§ Instructions to follow
Each record below is to be reproduced without any change.

§ Data entries
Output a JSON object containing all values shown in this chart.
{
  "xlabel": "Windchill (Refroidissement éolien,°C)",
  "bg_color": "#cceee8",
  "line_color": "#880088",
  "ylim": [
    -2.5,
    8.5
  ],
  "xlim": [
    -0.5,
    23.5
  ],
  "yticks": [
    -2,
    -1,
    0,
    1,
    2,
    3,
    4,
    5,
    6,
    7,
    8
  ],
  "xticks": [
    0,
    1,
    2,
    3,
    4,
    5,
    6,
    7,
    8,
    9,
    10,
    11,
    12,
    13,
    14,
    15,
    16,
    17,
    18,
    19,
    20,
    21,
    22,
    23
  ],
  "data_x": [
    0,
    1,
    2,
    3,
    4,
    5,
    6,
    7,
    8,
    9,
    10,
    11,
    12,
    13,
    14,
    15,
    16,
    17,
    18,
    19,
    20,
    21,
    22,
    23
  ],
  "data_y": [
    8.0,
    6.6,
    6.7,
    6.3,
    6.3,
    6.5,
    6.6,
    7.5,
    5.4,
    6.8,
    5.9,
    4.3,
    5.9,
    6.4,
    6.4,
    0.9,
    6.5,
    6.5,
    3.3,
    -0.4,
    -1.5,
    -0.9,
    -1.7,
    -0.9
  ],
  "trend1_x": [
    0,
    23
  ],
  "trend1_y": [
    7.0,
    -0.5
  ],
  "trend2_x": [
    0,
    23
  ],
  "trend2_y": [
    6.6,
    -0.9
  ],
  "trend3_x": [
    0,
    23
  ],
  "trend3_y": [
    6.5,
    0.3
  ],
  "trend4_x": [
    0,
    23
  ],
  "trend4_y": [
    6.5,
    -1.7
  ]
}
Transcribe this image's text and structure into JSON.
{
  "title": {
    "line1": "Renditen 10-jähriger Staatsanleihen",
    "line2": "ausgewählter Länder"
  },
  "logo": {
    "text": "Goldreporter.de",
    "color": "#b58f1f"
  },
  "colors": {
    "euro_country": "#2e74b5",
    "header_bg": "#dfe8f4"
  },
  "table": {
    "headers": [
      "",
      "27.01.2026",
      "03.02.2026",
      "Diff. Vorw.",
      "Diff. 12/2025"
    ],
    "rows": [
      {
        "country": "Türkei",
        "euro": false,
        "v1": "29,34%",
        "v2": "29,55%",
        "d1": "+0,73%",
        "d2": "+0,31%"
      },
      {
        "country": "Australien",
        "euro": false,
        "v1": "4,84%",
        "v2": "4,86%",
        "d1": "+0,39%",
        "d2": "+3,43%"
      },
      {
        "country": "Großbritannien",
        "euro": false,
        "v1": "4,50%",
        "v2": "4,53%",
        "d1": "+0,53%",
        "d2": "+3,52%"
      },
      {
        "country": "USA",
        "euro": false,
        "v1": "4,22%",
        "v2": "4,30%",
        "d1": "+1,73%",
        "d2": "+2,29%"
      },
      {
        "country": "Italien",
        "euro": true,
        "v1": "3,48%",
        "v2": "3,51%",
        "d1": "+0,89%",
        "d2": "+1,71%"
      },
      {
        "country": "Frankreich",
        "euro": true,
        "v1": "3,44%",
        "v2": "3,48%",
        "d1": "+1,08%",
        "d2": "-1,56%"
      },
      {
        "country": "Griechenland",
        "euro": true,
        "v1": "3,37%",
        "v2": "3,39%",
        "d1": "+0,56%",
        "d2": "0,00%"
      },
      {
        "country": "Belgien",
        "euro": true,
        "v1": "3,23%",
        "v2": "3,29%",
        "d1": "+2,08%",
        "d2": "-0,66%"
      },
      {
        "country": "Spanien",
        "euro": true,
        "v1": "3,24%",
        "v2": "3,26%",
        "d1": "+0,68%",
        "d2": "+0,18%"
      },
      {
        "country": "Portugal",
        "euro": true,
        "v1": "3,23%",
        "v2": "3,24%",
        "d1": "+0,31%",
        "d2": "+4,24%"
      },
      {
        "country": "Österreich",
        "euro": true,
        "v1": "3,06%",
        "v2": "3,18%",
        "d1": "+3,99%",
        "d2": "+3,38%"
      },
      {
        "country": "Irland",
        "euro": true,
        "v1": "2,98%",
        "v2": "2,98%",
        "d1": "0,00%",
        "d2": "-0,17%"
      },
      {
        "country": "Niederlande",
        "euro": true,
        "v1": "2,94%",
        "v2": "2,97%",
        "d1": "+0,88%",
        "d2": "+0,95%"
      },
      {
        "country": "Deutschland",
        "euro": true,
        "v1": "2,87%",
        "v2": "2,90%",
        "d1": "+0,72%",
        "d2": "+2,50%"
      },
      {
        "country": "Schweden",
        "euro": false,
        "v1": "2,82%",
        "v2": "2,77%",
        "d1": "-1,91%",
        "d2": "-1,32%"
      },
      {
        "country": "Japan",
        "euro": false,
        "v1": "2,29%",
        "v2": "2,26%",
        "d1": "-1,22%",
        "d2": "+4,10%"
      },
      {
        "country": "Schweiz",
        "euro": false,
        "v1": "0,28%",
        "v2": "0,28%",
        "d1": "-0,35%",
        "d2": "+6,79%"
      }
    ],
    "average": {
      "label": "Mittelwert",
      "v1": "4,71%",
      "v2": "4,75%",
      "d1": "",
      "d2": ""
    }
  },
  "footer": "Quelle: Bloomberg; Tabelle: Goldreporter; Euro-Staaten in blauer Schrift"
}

§ The completed task
Output a JSON object containing all values shown in this chart.
{
  "xlabel": "Windchill (Refroidissement éolien,°C)",
  "bg_color": "#cceee8",
  "line_color": "#880088",
  "ylim": [
    -2.5,
    8.5
  ],
  "xlim": [
    -0.5,
    23.5
  ],
  "yticks": [
    -2,
    -1,
    0,
    1,
    2,
    3,
    4,
    5,
    6,
    7,
    8
  ],
  "xticks": [
    0,
    1,
    2,
    3,
    4,
    5,
    6,
    7,
    8,
    9,
    10,
    11,
    12,
    13,
    14,
    15,
    16,
    17,
    18,
    19,
    20,
    21,
    22,
    23
  ],
  "data_x": [
    0,
    1,
    2,
    3,
    4,
    5,
    6,
    7,
    8,
    9,
    10,
    11,
    12,
    13,
    14,
    15,
    16,
    17,
    18,
    19,
    20,
    21,
    22,
    23
  ],
  "data_y": [
    8.0,
    6.6,
    6.7,
    6.3,
    6.3,
    6.5,
    6.6,
    7.5,
    5.4,
    6.8,
    5.9,
    4.3,
    5.9,
    6.4,
    6.4,
    0.9,
    6.5,
    6.5,
    3.3,
    -0.4,
    -1.5,
    -0.9,
    -1.7,
    -0.9
  ],
  "trend1_x": [
    0,
    23
  ],
  "trend1_y": [
    7.0,
    -0.5
  ],
  "trend2_x": [
    0,
    23
  ],
  "trend2_y": [
    6.6,
    -0.9
  ],
  "trend3_x": [
    0,
    23
  ],
  "trend3_y": [
    6.5,
    0.3
  ],
  "trend4_x": [
    0,
    23
  ],
  "trend4_y": [
    6.5,
    -1.7
  ]
}
Transcribe this image's text and structure into JSON.
{
  "title": {
    "line1": "Renditen 10-jähriger Staatsanleihen",
    "line2": "ausgewählter Länder"
  },
  "logo": {
    "text": "Goldreporter.de",
    "color": "#b58f1f"
  },
  "colors": {
    "euro_country": "#2e74b5",
    "header_bg": "#dfe8f4"
  },
  "table": {
    "headers": [
      "",
      "27.01.2026",
      "03.02.2026",
      "Diff. Vorw.",
      "Diff. 12/2025"
    ],
    "rows": [
      {
        "country": "Türkei",
        "euro": false,
        "v1": "29,34%",
        "v2": "29,55%",
        "d1": "+0,73%",
        "d2": "+0,31%"
      },
      {
        "country": "Australien",
        "euro": false,
        "v1": "4,84%",
        "v2": "4,86%",
        "d1": "+0,39%",
        "d2": "+3,43%"
      },
      {
        "country": "Großbritannien",
        "euro": false,
        "v1": "4,50%",
        "v2": "4,53%",
        "d1": "+0,53%",
        "d2": "+3,52%"
      },
      {
        "country": "USA",
        "euro": false,
        "v1": "4,22%",
        "v2": "4,30%",
        "d1": "+1,73%",
        "d2": "+2,29%"
      },
      {
        "country": "Italien",
        "euro": true,
        "v1": "3,48%",
        "v2": "3,51%",
        "d1": "+0,89%",
        "d2": "+1,71%"
      },
      {
        "country": "Frankreich",
        "euro": true,
        "v1": "3,44%",
        "v2": "3,48%",
        "d1": "+1,08%",
        "d2": "-1,56%"
      },
      {
        "country": "Griechenland",
        "euro": true,
        "v1": "3,37%",
        "v2": "3,39%",
        "d1": "+0,56%",
        "d2": "0,00%"
      },
      {
        "country": "Belgien",
        "euro": true,
        "v1": "3,23%",
        "v2": "3,29%",
        "d1": "+2,08%",
        "d2": "-0,66%"
      },
      {
        "country": "Spanien",
        "euro": true,
        "v1": "3,24%",
        "v2": "3,26%",
        "d1": "+0,68%",
        "d2": "+0,18%"
      },
      {
        "country": "Portugal",
        "euro": true,
        "v1": "3,23%",
        "v2": "3,24%",
        "d1": "+0,31%",
        "d2": "+4,24%"
      },
      {
        "country": "Österreich",
        "euro": true,
        "v1": "3,06%",
        "v2": "3,18%",
        "d1": "+3,99%",
        "d2": "+3,38%"
      },
      {
        "country": "Irland",
        "euro": true,
        "v1": "2,98%",
        "v2": "2,98%",
        "d1": "0,00%",
        "d2": "-0,17%"
      },
      {
        "country": "Niederlande",
        "euro": true,
        "v1": "2,94%",
        "v2": "2,97%",
        "d1": "+0,88%",
        "d2": "+0,95%"
      },
      {
        "country": "Deutschland",
        "euro": true,
        "v1": "2,87%",
        "v2": "2,90%",
        "d1": "+0,72%",
        "d2": "+2,50%"
      },
      {
        "country": "Schweden",
        "euro": false,
        "v1": "2,82%",
        "v2": "2,77%",
        "d1": "-1,91%",
        "d2": "-1,32%"
      },
      {
        "country": "Japan",
        "euro": false,
        "v1": "2,29%",
        "v2": "2,26%",
        "d1": "-1,22%",
        "d2": "+4,10%"
      },
      {
        "country": "Schweiz",
        "euro": false,
        "v1": "0,28%",
        "v2": "0,28%",
        "d1": "-0,35%",
        "d2": "+6,79%"
      }
    ],
    "average": {
      "label": "Mittelwert",
      "v1": "4,71%",
      "v2": "4,75%",
      "d1": "",
      "d2": ""
    }
  },
  "footer": "Quelle: Bloomberg; Tabelle: Goldreporter; Euro-Staaten in blauer Schrift"
}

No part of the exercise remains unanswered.